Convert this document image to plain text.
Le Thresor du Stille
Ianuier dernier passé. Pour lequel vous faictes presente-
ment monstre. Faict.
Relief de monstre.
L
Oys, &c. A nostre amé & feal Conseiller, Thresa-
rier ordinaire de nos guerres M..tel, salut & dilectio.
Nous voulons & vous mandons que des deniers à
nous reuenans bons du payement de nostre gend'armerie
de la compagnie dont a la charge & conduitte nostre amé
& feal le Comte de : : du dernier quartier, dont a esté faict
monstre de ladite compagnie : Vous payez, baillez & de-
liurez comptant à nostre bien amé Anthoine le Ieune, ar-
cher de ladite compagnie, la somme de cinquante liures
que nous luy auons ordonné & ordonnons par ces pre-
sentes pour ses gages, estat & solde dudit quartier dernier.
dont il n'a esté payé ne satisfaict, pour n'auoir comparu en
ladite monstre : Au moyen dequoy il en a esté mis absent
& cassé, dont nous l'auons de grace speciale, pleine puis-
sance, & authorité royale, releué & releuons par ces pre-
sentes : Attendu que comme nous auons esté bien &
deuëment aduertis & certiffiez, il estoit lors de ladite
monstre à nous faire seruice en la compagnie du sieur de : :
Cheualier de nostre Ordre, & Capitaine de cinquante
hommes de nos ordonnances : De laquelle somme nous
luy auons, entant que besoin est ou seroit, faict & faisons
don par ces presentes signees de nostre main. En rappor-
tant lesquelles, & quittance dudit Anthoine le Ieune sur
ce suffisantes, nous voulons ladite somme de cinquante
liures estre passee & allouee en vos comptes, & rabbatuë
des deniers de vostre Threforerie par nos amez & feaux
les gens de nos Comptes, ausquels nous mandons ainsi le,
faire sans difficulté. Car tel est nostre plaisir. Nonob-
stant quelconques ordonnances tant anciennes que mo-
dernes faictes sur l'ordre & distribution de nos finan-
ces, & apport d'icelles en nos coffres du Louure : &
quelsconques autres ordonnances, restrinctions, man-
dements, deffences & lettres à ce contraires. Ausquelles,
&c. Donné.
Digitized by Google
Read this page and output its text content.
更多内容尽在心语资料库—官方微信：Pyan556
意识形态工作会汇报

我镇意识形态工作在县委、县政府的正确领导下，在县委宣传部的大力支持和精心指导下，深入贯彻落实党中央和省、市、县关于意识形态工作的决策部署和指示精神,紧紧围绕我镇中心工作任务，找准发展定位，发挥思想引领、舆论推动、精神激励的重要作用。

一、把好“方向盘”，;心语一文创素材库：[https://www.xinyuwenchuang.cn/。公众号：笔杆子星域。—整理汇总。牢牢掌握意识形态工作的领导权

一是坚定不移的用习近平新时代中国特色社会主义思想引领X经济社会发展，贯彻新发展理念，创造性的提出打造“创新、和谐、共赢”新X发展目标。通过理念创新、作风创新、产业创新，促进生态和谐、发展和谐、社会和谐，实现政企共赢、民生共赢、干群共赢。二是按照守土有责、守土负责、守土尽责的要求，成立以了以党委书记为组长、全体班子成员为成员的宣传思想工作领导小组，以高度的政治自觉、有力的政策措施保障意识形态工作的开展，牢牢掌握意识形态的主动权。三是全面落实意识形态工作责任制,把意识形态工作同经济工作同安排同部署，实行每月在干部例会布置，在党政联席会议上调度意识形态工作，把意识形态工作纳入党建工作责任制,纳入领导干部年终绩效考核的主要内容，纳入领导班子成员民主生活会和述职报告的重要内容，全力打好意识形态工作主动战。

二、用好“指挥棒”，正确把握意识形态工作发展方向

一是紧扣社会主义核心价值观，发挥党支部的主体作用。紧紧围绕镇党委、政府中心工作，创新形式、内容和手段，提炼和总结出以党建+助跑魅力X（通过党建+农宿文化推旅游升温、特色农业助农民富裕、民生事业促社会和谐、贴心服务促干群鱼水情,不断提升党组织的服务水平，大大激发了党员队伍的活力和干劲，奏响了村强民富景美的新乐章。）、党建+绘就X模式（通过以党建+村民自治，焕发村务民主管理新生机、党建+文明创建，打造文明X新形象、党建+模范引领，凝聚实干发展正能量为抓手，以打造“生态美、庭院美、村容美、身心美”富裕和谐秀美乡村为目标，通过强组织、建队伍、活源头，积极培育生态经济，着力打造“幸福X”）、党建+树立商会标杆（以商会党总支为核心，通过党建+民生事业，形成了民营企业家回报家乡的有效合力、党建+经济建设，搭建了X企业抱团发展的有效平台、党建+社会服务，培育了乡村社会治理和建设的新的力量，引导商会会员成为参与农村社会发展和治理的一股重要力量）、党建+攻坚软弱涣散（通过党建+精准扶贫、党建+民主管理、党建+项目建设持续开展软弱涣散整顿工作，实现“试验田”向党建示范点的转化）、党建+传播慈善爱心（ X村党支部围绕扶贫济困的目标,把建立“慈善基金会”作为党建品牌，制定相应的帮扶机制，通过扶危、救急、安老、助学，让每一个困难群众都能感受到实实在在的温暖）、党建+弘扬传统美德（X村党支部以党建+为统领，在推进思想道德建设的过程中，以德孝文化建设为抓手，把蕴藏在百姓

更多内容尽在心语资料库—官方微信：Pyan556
···
[WHAT IS EXPECTED] Return each line of the listing that holds the string "dernier".

[FULL OUTPUT]
Ianuier dernier passé. Pour lequel vous faictes presente-
& feal le Comte de : : du dernier quartier, dont a esté faict
sentes pour ses gages, estat & solde dudit quartier dernier.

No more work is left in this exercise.